-- Begin Entries provided --

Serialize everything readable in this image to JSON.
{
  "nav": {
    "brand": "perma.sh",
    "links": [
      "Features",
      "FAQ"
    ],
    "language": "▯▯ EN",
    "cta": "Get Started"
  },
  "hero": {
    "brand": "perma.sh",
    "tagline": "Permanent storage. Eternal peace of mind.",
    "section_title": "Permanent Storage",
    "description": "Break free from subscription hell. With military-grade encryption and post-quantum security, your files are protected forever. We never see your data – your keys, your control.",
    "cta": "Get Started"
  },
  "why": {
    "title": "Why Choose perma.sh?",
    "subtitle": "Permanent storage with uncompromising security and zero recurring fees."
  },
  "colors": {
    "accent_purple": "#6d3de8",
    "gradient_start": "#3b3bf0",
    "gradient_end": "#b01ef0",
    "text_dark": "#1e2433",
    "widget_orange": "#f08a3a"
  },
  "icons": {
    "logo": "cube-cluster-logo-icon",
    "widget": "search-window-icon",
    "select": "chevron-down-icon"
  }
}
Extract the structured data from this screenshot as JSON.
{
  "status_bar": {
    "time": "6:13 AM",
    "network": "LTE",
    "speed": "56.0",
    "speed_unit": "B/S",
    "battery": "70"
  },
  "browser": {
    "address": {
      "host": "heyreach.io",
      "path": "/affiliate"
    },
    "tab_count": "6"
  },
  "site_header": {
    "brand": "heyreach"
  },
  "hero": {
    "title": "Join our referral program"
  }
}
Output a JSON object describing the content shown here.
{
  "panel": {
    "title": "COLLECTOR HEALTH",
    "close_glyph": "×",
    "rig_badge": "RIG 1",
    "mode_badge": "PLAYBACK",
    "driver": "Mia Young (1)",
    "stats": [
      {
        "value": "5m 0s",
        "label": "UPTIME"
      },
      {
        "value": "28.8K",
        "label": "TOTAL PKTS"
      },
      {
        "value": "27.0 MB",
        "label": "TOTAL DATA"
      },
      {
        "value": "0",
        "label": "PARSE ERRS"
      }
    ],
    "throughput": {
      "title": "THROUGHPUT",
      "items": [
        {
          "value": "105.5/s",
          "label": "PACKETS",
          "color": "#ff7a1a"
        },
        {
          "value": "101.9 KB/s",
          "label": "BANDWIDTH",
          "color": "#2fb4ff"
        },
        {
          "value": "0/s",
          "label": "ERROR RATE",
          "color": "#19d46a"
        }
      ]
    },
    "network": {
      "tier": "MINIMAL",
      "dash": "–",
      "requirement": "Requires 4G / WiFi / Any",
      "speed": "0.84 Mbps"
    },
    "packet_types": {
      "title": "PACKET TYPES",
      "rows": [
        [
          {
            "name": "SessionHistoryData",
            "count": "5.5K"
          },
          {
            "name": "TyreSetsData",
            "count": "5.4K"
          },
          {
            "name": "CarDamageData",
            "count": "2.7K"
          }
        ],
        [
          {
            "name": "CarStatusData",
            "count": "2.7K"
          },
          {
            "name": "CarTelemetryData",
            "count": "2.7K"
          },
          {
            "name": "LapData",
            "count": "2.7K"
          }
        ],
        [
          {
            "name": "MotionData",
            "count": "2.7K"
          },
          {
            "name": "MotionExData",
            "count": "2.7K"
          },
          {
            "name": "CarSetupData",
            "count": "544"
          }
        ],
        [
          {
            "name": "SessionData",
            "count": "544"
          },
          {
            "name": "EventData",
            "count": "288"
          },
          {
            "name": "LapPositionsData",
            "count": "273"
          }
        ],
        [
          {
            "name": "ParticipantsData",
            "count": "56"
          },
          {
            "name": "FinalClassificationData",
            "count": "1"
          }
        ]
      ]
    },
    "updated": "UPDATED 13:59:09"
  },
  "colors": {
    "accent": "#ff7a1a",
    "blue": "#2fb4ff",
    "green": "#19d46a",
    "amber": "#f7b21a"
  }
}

-- End Entries provided --

**Work required:** Restate each of the entries above verbatim.

**Full solution:**
Serialize everything readable in this image to JSON.
{
  "nav": {
    "brand": "perma.sh",
    "links": [
      "Features",
      "FAQ"
    ],
    "language": "▯▯ EN",
    "cta": "Get Started"
  },
  "hero": {
    "brand": "perma.sh",
    "tagline": "Permanent storage. Eternal peace of mind.",
    "section_title": "Permanent Storage",
    "description": "Break free from subscription hell. With military-grade encryption and post-quantum security, your files are protected forever. We never see your data – your keys, your control.",
    "cta": "Get Started"
  },
  "why": {
    "title": "Why Choose perma.sh?",
    "subtitle": "Permanent storage with uncompromising security and zero recurring fees."
  },
  "colors": {
    "accent_purple": "#6d3de8",
    "gradient_start": "#3b3bf0",
    "gradient_end": "#b01ef0",
    "text_dark": "#1e2433",
    "widget_orange": "#f08a3a"
  },
  "icons": {
    "logo": "cube-cluster-logo-icon",
    "widget": "search-window-icon",
    "select": "chevron-down-icon"
  }
}
Extract the structured data from this screenshot as JSON.
{
  "status_bar": {
    "time": "6:13 AM",
    "network": "LTE",
    "speed": "56.0",
    "speed_unit": "B/S",
    "battery": "70"
  },
  "browser": {
    "address": {
      "host": "heyreach.io",
      "path": "/affiliate"
    },
    "tab_count": "6"
  },
  "site_header": {
    "brand": "heyreach"
  },
  "hero": {
    "title": "Join our referral program"
  }
}
Output a JSON object describing the content shown here.
{
  "panel": {
    "title": "COLLECTOR HEALTH",
    "close_glyph": "×",
    "rig_badge": "RIG 1",
    "mode_badge": "PLAYBACK",
    "driver": "Mia Young (1)",
    "stats": [
      {
        "value": "5m 0s",
        "label": "UPTIME"
      },
      {
        "value": "28.8K",
        "label": "TOTAL PKTS"
      },
      {
        "value": "27.0 MB",
        "label": "TOTAL DATA"
      },
      {
        "value": "0",
        "label": "PARSE ERRS"
      }
    ],
    "throughput": {
      "title": "THROUGHPUT",
      "items": [
        {
          "value": "105.5/s",
          "label": "PACKETS",
          "color": "#ff7a1a"
        },
        {
          "value": "101.9 KB/s",
          "label": "BANDWIDTH",
          "color": "#2fb4ff"
        },
        {
          "value": "0/s",
          "label": "ERROR RATE",
          "color": "#19d46a"
        }
      ]
    },
    "network": {
      "tier": "MINIMAL",
      "dash": "–",
      "requirement": "Requires 4G / WiFi / Any",
      "speed": "0.84 Mbps"
    },
    "packet_types": {
      "title": "PACKET TYPES",
      "rows": [
        [
          {
            "name": "SessionHistoryData",
            "count": "5.5K"
          },
          {
            "name": "TyreSetsData",
            "count": "5.4K"
          },
          {
            "name": "CarDamageData",
            "count": "2.7K"
          }
        ],
        [
          {
            "name": "CarStatusData",
            "count": "2.7K"
          },
          {
            "name": "CarTelemetryData",
            "count": "2.7K"
          },
          {
            "name": "LapData",
            "count": "2.7K"
          }
        ],
        [
          {
            "name": "MotionData",
            "count": "2.7K"
          },
          {
            "name": "MotionExData",
            "count": "2.7K"
          },
          {
            "name": "CarSetupData",
            "count": "544"
          }
        ],
        [
          {
            "name": "SessionData",
            "count": "544"
          },
          {
            "name": "EventData",
            "count": "288"
          },
          {
            "name": "LapPositionsData",
            "count": "273"
          }
        ],
        [
          {
            "name": "ParticipantsData",
            "count": "56"
          },
          {
            "name": "FinalClassificationData",
            "count": "1"
          }
        ]
      ]
    },
    "updated": "UPDATED 13:59:09"
  },
  "colors": {
    "accent": "#ff7a1a",
    "blue": "#2fb4ff",
    "green": "#19d46a",
    "amber": "#f7b21a"
  }
}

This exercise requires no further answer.